__TASK STATEMENT__.
Make an exact copy of the records, with the pictures left out.

** start of RECORDS SUPPLIED **

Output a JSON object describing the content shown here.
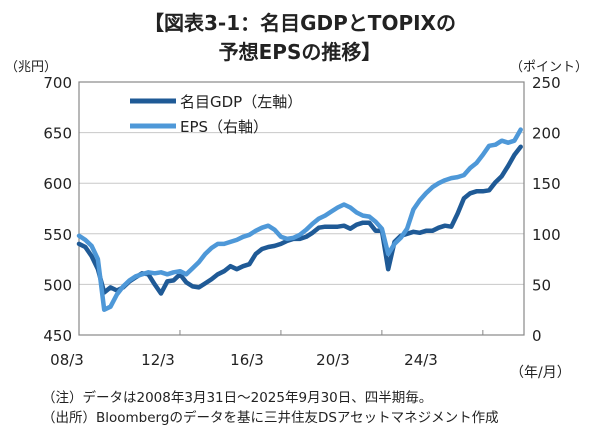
{
  "chart_data": {
    "type": "line",
    "title": "【図表3-1：名目GDPとTOPIXの\n予想EPSの推移】",
    "title_lines": [
      "【図表3-1：名目GDPとTOPIXの",
      "予想EPSの推移】"
    ],
    "y_left_unit": "（兆円）",
    "y_right_unit": "（ポイント）",
    "x_unit": "（年/月）",
    "ylim_left": [
      450,
      700
    ],
    "ylim_right": [
      0,
      250
    ],
    "y_left_ticks": [
      "700",
      "650",
      "600",
      "550",
      "500",
      "450"
    ],
    "y_right_ticks": [
      "250",
      "200",
      "150",
      "100",
      "50",
      "0"
    ],
    "x_tick_labels": [
      "08/3",
      "12/3",
      "16/3",
      "20/3",
      "24/3"
    ],
    "x_start": "2008/3",
    "x_end": "2025/9",
    "x_frequency": "quarterly",
    "grid": true,
    "legend_placement": "top-left",
    "series": [
      {
        "name": "名目GDP（左軸）",
        "axis": "left",
        "color": "#1f5a96",
        "values": [
          540,
          537,
          528,
          515,
          492,
          497,
          494,
          497,
          503,
          507,
          511,
          510,
          500,
          491,
          503,
          504,
          510,
          502,
          498,
          497,
          501,
          505,
          510,
          513,
          518,
          515,
          518,
          520,
          530,
          535,
          537,
          538,
          540,
          543,
          545,
          545,
          547,
          551,
          556,
          557,
          557,
          557,
          558,
          555,
          559,
          561,
          561,
          553,
          553,
          515,
          542,
          548,
          550,
          552,
          551,
          553,
          553,
          556,
          558,
          557,
          570,
          585,
          590,
          592,
          592,
          593,
          601,
          607,
          617,
          628,
          636
        ]
      },
      {
        "name": "EPS（右軸）",
        "axis": "right",
        "color": "#4e98d8",
        "values": [
          98,
          94,
          88,
          75,
          25,
          28,
          40,
          48,
          54,
          58,
          60,
          62,
          61,
          62,
          60,
          62,
          63,
          60,
          66,
          72,
          80,
          86,
          90,
          90,
          92,
          94,
          97,
          99,
          103,
          106,
          108,
          104,
          97,
          95,
          96,
          99,
          104,
          110,
          115,
          118,
          122,
          126,
          129,
          126,
          121,
          118,
          117,
          112,
          105,
          80,
          90,
          96,
          105,
          124,
          133,
          140,
          146,
          150,
          153,
          155,
          156,
          158,
          165,
          170,
          178,
          187,
          188,
          192,
          190,
          192,
          203
        ]
      }
    ]
  },
  "notes": [
    "（注）データは2008年3月31日～2025年9月30日、四半期毎。",
    "（出所）Bloombergのデータを基に三井住友DSアセットマネジメント作成"
  ]
}
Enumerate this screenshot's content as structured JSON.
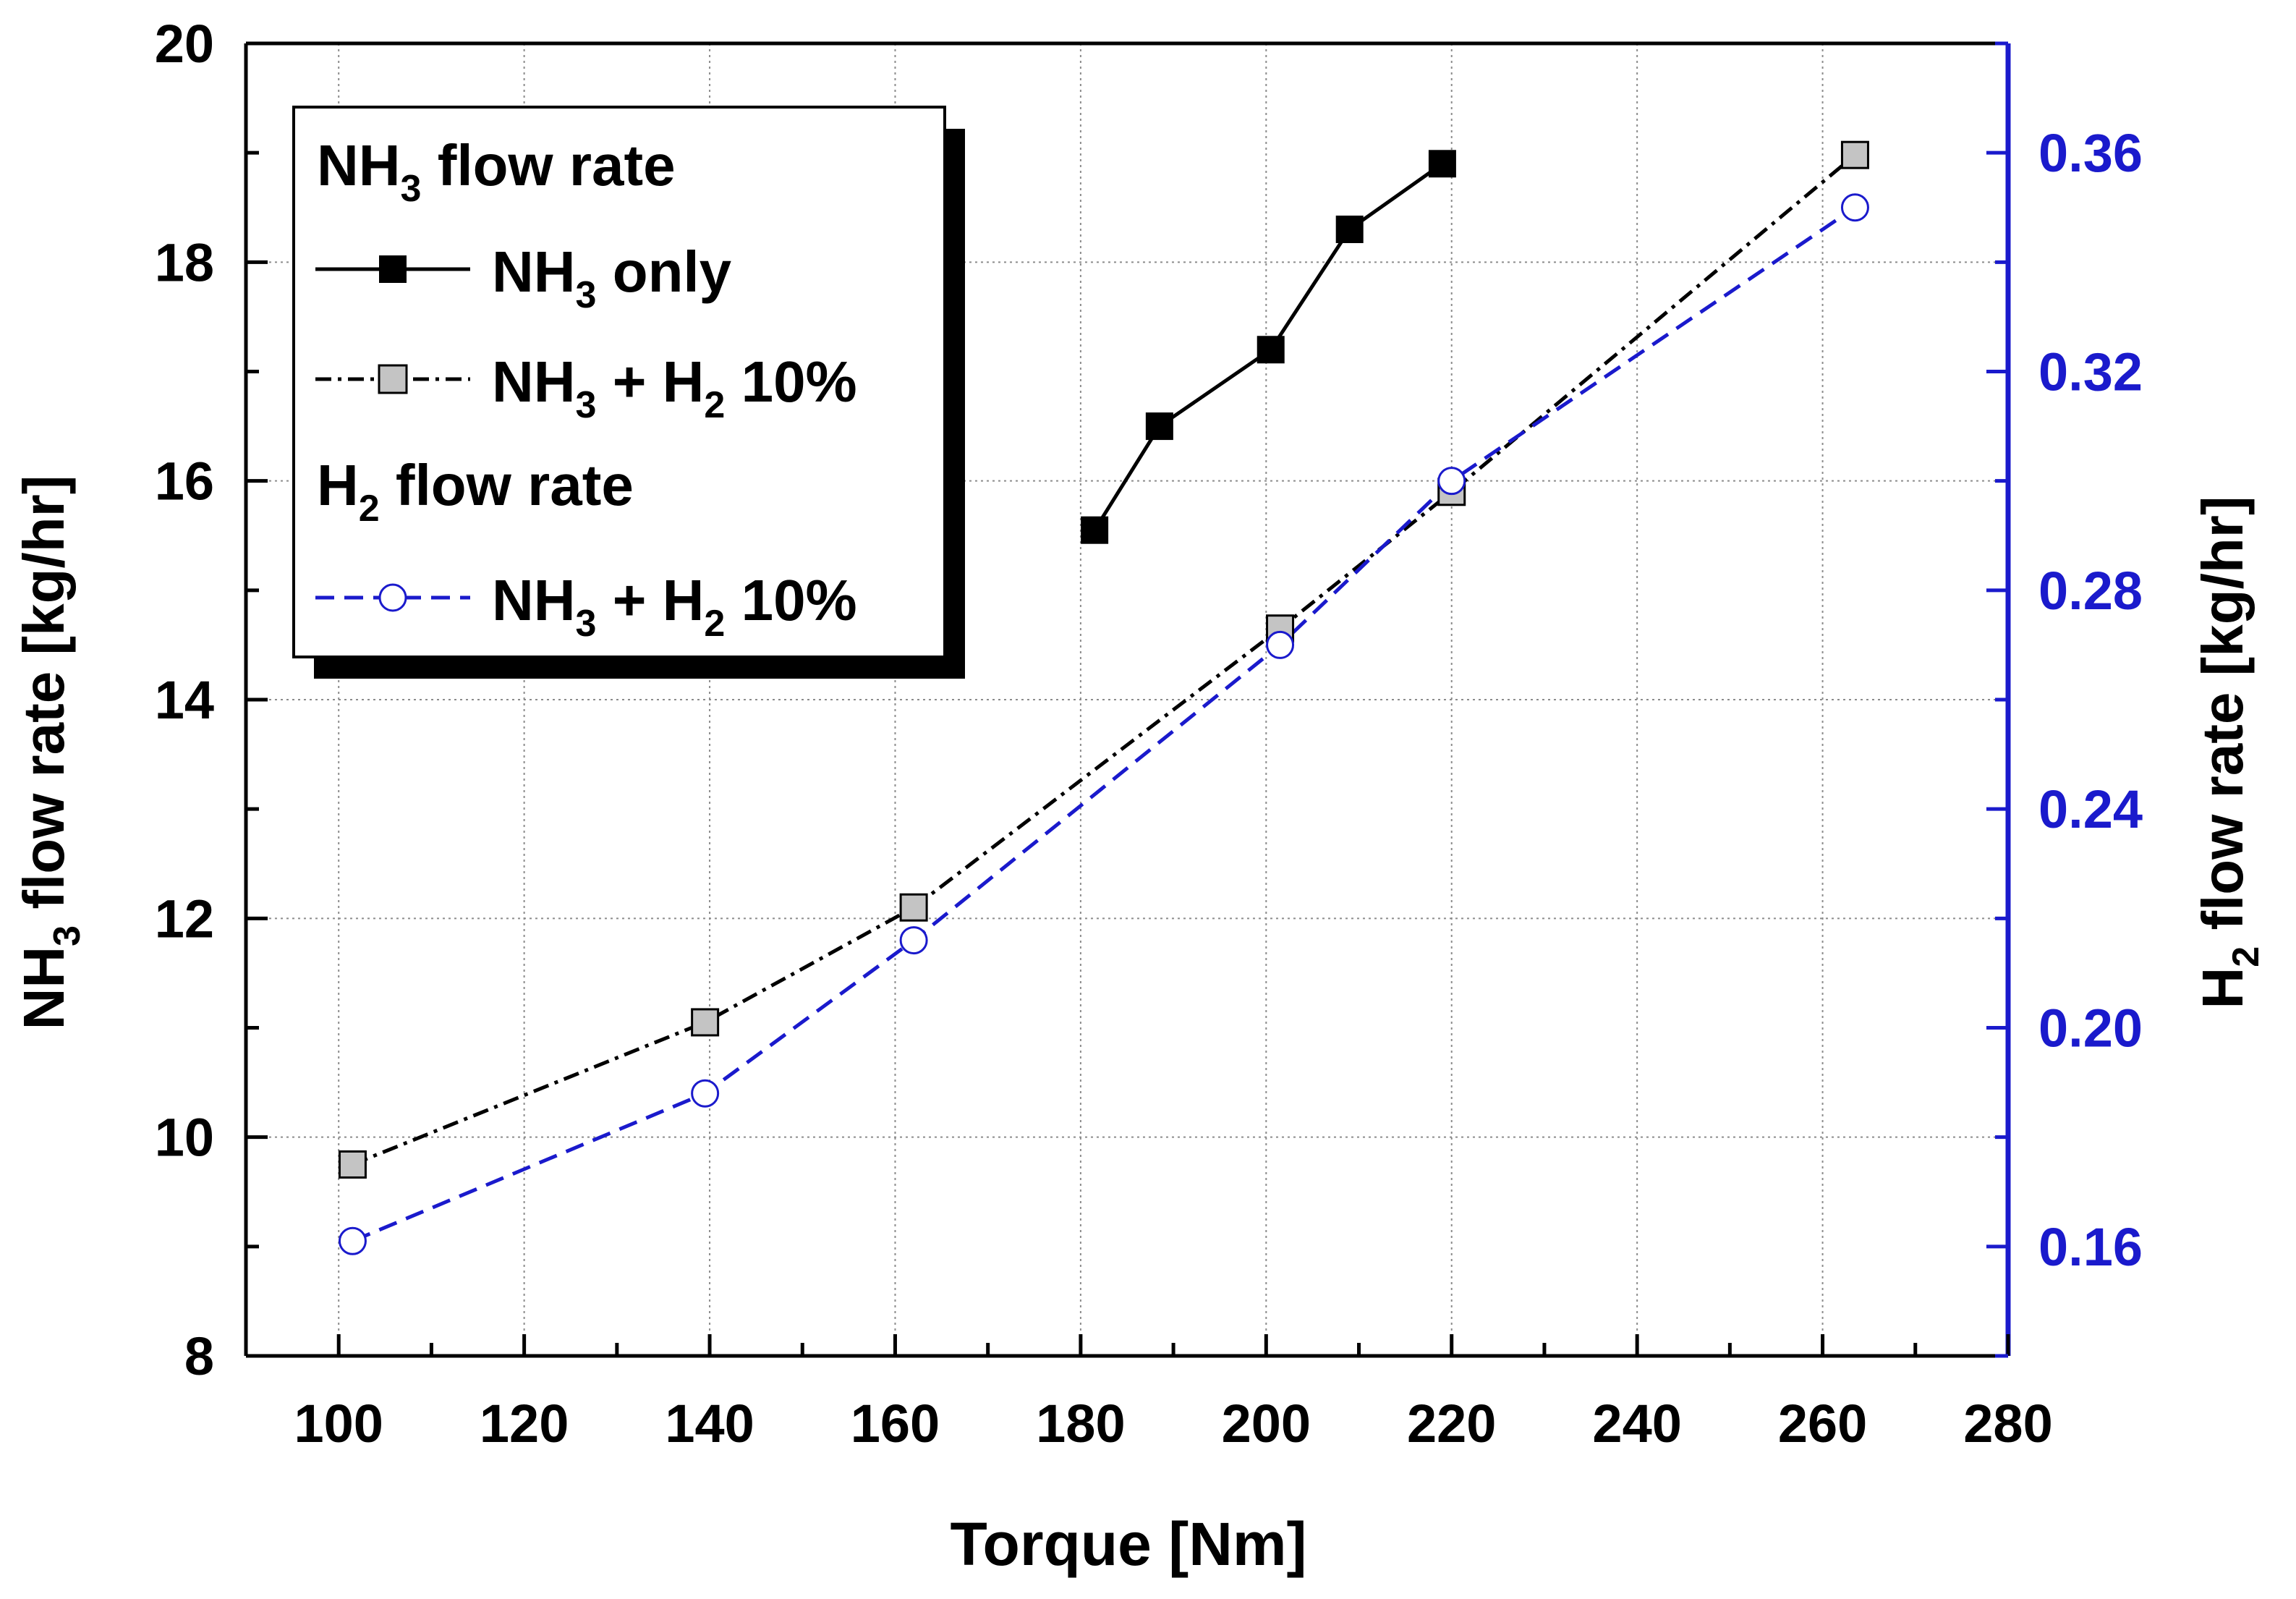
{
  "chart_data": {
    "type": "line",
    "title": "",
    "xlabel": "Torque [Nm]",
    "ylabel": {
      "main": "NH",
      "sub": "3",
      "rest": " flow rate [kg/hr]"
    },
    "y2label": {
      "main": "H",
      "sub": "2",
      "rest": " flow rate [kg/hr]"
    },
    "xlim": [
      90,
      280
    ],
    "ylim": [
      8,
      20
    ],
    "y2lim": [
      0.14,
      0.38
    ],
    "xticks": [
      "100",
      "120",
      "140",
      "160",
      "180",
      "200",
      "220",
      "240",
      "260",
      "280"
    ],
    "yticks": [
      "8",
      "10",
      "12",
      "14",
      "16",
      "18",
      "20"
    ],
    "y2ticks": [
      "0.16",
      "0.20",
      "0.24",
      "0.28",
      "0.32",
      "0.36"
    ],
    "grid": true,
    "legend_position": "top-left",
    "legend": {
      "group1": {
        "main": "NH",
        "sub": "3",
        "rest": " flow rate"
      },
      "entry1": {
        "main": "NH",
        "sub": "3",
        "rest": " only"
      },
      "entry2": {
        "main": "NH",
        "sub1": "3",
        "mid": " + H",
        "sub2": "2",
        "rest": " 10%"
      },
      "group2": {
        "main": "H",
        "sub": "2",
        "rest": " flow rate"
      },
      "entry3": {
        "main": "NH",
        "sub1": "3",
        "mid": " + H",
        "sub2": "2",
        "rest": " 10%"
      }
    },
    "series": [
      {
        "name": "NH3 only",
        "axis": "left",
        "style": "solid",
        "marker": "filled-square",
        "color": "#000000",
        "x": [
          181.5,
          188.5,
          200.5,
          209,
          219
        ],
        "y": [
          15.55,
          16.5,
          17.2,
          18.3,
          18.9
        ]
      },
      {
        "name": "NH3 + H2 10% (NH3 flow)",
        "axis": "left",
        "style": "dash-dot",
        "marker": "grey-square",
        "color": "#000000",
        "x": [
          101.5,
          139.5,
          162,
          201.5,
          220,
          263.5
        ],
        "y": [
          9.75,
          11.05,
          12.1,
          14.65,
          15.9,
          18.98
        ]
      },
      {
        "name": "NH3 + H2 10% (H2 flow)",
        "axis": "right",
        "style": "dashed",
        "marker": "open-circle",
        "color": "#1a1acc",
        "x": [
          101.5,
          139.5,
          162,
          201.5,
          220,
          263.5
        ],
        "y": [
          0.161,
          0.188,
          0.216,
          0.27,
          0.3,
          0.35
        ]
      }
    ]
  }
}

** end of RECORDS SUPPLIED **

__TASK ANSWER__.
Output a JSON object describing the content shown here.
{
  "chart_data": {
    "type": "line",
    "title": "【図表3-1：名目GDPとTOPIXの\n予想EPSの推移】",
    "title_lines": [
      "【図表3-1：名目GDPとTOPIXの",
      "予想EPSの推移】"
    ],
    "y_left_unit": "（兆円）",
    "y_right_unit": "（ポイント）",
    "x_unit": "（年/月）",
    "ylim_left": [
      450,
      700
    ],
    "ylim_right": [
      0,
      250
    ],
    "y_left_ticks": [
      "700",
      "650",
      "600",
      "550",
      "500",
      "450"
    ],
    "y_right_ticks": [
      "250",
      "200",
      "150",
      "100",
      "50",
      "0"
    ],
    "x_tick_labels": [
      "08/3",
      "12/3",
      "16/3",
      "20/3",
      "24/3"
    ],
    "x_start": "2008/3",
    "x_end": "2025/9",
    "x_frequency": "quarterly",
    "grid": true,
    "legend_placement": "top-left",
    "series": [
      {
        "name": "名目GDP（左軸）",
        "axis": "left",
        "color": "#1f5a96",
        "values": [
          540,
          537,
          528,
          515,
          492,
          497,
          494,
          497,
          503,
          507,
          511,
          510,
          500,
          491,
          503,
          504,
          510,
          502,
          498,
          497,
          501,
          505,
          510,
          513,
          518,
          515,
          518,
          520,
          530,
          535,
          537,
          538,
          540,
          543,
          545,
          545,
          547,
          551,
          556,
          557,
          557,
          557,
          558,
          555,
          559,
          561,
          561,
          553,
          553,
          515,
          542,
          548,
          550,
          552,
          551,
          553,
          553,
          556,
          558,
          557,
          570,
          585,
          590,
          592,
          592,
          593,
          601,
          607,
          617,
          628,
          636
        ]
      },
      {
        "name": "EPS（右軸）",
        "axis": "right",
        "color": "#4e98d8",
        "values": [
          98,
          94,
          88,
          75,
          25,
          28,
          40,
          48,
          54,
          58,
          60,
          62,
          61,
          62,
          60,
          62,
          63,
          60,
          66,
          72,
          80,
          86,
          90,
          90,
          92,
          94,
          97,
          99,
          103,
          106,
          108,
          104,
          97,
          95,
          96,
          99,
          104,
          110,
          115,
          118,
          122,
          126,
          129,
          126,
          121,
          118,
          117,
          112,
          105,
          80,
          90,
          96,
          105,
          124,
          133,
          140,
          146,
          150,
          153,
          155,
          156,
          158,
          165,
          170,
          178,
          187,
          188,
          192,
          190,
          192,
          203
        ]
      }
    ]
  },
  "notes": [
    "（注）データは2008年3月31日～2025年9月30日、四半期毎。",
    "（出所）Bloombergのデータを基に三井住友DSアセットマネジメント作成"
  ]
}
Enumerate this screenshot's content as structured JSON.
{
  "chart_data": {
    "type": "line",
    "title": "",
    "xlabel": "Torque [Nm]",
    "ylabel": {
      "main": "NH",
      "sub": "3",
      "rest": " flow rate [kg/hr]"
    },
    "y2label": {
      "main": "H",
      "sub": "2",
      "rest": " flow rate [kg/hr]"
    },
    "xlim": [
      90,
      280
    ],
    "ylim": [
      8,
      20
    ],
    "y2lim": [
      0.14,
      0.38
    ],
    "xticks": [
      "100",
      "120",
      "140",
      "160",
      "180",
      "200",
      "220",
      "240",
      "260",
      "280"
    ],
    "yticks": [
      "8",
      "10",
      "12",
      "14",
      "16",
      "18",
      "20"
    ],
    "y2ticks": [
      "0.16",
      "0.20",
      "0.24",
      "0.28",
      "0.32",
      "0.36"
    ],
    "grid": true,
    "legend_position": "top-left",
    "legend": {
      "group1": {
        "main": "NH",
        "sub": "3",
        "rest": " flow rate"
      },
      "entry1": {
        "main": "NH",
        "sub": "3",
        "rest": " only"
      },
      "entry2": {
        "main": "NH",
        "sub1": "3",
        "mid": " + H",
        "sub2": "2",
        "rest": " 10%"
      },
      "group2": {
        "main": "H",
        "sub": "2",
        "rest": " flow rate"
      },
      "entry3": {
        "main": "NH",
        "sub1": "3",
        "mid": " + H",
        "sub2": "2",
        "rest": " 10%"
      }
    },
    "series": [
      {
        "name": "NH3 only",
        "axis": "left",
        "style": "solid",
        "marker": "filled-square",
        "color": "#000000",
        "x": [
          181.5,
          188.5,
          200.5,
          209,
          219
        ],
        "y": [
          15.55,
          16.5,
          17.2,
          18.3,
          18.9
        ]
      },
      {
        "name": "NH3 + H2 10% (NH3 flow)",
        "axis": "left",
        "style": "dash-dot",
        "marker": "grey-square",
        "color": "#000000",
        "x": [
          101.5,
          139.5,
          162,
          201.5,
          220,
          263.5
        ],
        "y": [
          9.75,
          11.05,
          12.1,
          14.65,
          15.9,
          18.98
        ]
      },
      {
        "name": "NH3 + H2 10% (H2 flow)",
        "axis": "right",
        "style": "dashed",
        "marker": "open-circle",
        "color": "#1a1acc",
        "x": [
          101.5,
          139.5,
          162,
          201.5,
          220,
          263.5
        ],
        "y": [
          0.161,
          0.188,
          0.216,
          0.27,
          0.3,
          0.35
        ]
      }
    ]
  }
}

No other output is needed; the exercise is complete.